# [Supplied information]
-- START --
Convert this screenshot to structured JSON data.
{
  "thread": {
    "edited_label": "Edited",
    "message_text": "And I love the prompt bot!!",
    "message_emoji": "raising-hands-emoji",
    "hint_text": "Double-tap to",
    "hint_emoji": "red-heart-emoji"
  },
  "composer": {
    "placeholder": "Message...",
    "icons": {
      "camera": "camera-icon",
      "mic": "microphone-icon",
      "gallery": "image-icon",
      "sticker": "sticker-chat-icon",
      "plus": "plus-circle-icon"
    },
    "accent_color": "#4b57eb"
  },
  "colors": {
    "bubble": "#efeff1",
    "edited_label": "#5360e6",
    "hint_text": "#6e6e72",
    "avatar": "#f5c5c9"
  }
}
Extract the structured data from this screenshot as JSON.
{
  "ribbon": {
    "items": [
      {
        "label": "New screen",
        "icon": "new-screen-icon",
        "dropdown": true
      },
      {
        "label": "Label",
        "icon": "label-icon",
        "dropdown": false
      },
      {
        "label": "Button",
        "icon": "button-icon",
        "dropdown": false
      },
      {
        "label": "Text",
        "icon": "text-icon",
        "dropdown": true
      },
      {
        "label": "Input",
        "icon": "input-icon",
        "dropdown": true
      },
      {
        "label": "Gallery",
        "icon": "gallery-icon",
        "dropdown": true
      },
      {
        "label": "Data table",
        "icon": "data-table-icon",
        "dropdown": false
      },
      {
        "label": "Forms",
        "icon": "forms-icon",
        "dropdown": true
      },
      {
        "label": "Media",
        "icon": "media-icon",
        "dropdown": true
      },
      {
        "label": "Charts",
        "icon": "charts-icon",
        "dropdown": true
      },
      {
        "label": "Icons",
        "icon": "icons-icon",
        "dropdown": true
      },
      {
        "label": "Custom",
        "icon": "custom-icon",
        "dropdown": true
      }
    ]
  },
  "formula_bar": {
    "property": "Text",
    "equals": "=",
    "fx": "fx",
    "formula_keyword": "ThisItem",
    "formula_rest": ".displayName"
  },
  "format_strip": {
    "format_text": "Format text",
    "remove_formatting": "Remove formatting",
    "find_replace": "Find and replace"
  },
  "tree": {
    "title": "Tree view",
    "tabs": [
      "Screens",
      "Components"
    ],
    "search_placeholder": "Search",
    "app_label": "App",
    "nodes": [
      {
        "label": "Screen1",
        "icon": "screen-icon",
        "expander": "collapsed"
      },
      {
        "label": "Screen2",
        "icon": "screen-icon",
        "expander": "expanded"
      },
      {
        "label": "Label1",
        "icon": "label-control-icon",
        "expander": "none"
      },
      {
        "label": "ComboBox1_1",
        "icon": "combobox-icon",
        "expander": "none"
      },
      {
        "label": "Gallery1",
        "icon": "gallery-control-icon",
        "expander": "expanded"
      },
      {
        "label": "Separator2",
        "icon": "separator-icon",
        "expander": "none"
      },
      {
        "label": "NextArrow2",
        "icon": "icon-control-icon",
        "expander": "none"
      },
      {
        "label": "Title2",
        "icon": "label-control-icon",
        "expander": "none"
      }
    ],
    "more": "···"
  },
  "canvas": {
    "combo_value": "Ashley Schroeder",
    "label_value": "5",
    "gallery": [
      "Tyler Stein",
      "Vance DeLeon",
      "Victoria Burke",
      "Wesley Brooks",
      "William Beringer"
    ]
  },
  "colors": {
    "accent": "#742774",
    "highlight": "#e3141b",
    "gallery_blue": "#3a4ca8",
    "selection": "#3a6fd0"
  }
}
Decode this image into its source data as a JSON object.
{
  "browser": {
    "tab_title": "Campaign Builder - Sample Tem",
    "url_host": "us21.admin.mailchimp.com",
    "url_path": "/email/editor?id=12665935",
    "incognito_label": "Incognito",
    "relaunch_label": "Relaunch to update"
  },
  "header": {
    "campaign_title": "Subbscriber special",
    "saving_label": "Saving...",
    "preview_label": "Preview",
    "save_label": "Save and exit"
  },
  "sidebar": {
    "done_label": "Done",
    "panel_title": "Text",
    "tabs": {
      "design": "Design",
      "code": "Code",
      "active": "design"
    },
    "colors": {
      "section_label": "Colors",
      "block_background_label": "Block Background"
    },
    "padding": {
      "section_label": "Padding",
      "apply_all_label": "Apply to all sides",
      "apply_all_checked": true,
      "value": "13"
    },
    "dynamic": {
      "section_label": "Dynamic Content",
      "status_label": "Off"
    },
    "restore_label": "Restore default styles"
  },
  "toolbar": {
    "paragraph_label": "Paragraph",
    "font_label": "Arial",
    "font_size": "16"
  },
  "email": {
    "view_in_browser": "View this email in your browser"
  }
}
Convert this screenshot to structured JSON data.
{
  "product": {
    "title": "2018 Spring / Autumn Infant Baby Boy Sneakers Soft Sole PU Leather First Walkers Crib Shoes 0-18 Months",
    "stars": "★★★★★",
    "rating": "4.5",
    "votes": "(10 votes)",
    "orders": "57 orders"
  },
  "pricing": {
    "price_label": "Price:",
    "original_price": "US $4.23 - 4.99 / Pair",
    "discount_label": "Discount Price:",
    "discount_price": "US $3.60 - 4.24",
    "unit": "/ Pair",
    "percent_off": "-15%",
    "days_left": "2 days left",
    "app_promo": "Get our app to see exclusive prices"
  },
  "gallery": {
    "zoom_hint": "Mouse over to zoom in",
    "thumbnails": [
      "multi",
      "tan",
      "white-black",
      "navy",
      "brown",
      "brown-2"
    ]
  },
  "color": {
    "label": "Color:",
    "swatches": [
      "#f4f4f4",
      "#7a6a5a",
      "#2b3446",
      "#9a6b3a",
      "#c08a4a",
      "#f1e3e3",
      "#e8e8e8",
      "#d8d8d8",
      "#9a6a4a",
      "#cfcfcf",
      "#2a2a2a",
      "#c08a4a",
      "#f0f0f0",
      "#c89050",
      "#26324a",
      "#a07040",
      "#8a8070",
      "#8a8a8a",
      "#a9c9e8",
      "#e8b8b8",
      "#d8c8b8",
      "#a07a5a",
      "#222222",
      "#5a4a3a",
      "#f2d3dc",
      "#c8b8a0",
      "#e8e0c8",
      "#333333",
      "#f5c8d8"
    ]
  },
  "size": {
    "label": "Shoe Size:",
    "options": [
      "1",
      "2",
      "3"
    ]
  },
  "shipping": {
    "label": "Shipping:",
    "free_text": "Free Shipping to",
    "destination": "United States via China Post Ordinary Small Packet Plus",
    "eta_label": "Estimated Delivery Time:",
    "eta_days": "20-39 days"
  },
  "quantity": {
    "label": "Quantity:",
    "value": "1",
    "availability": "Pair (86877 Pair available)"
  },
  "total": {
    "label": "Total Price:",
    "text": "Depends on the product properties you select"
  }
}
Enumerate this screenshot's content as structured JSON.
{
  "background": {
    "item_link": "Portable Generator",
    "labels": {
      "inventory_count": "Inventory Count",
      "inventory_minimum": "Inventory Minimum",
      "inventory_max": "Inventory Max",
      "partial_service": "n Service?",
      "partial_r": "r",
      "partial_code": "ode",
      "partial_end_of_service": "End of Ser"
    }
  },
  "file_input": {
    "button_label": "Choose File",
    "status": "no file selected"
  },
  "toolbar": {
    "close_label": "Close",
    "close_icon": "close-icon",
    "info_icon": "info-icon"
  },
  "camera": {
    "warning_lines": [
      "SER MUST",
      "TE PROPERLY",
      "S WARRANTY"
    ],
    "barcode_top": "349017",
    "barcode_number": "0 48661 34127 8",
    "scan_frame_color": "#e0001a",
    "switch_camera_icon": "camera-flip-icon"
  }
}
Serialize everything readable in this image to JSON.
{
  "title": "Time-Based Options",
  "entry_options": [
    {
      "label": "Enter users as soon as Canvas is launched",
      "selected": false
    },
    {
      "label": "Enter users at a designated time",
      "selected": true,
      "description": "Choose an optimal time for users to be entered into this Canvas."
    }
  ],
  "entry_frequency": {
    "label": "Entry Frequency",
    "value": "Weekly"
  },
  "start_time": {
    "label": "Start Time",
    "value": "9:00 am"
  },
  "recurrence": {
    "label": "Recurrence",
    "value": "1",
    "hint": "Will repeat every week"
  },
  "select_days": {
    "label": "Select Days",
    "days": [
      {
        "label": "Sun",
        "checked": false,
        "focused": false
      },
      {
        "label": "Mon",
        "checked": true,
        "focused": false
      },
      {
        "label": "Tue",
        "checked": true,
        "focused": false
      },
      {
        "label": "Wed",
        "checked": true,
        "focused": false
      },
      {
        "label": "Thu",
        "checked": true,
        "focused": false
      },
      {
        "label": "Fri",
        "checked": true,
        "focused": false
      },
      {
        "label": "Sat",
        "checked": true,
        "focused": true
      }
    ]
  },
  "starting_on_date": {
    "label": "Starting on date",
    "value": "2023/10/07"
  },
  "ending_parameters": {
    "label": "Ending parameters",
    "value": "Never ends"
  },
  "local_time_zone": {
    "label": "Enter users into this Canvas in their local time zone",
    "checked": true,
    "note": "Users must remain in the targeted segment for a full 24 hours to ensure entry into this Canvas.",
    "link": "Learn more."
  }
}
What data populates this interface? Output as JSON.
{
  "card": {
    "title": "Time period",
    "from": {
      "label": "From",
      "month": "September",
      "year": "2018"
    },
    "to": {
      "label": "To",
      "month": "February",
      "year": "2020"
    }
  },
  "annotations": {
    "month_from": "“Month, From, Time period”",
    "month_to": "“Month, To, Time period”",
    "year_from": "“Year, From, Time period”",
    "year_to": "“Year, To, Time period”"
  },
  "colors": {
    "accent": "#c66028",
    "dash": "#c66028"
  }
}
-- END --
# [Task description]
Give only the number of lines in the listing above that include the string "period".

# [Task solution]
5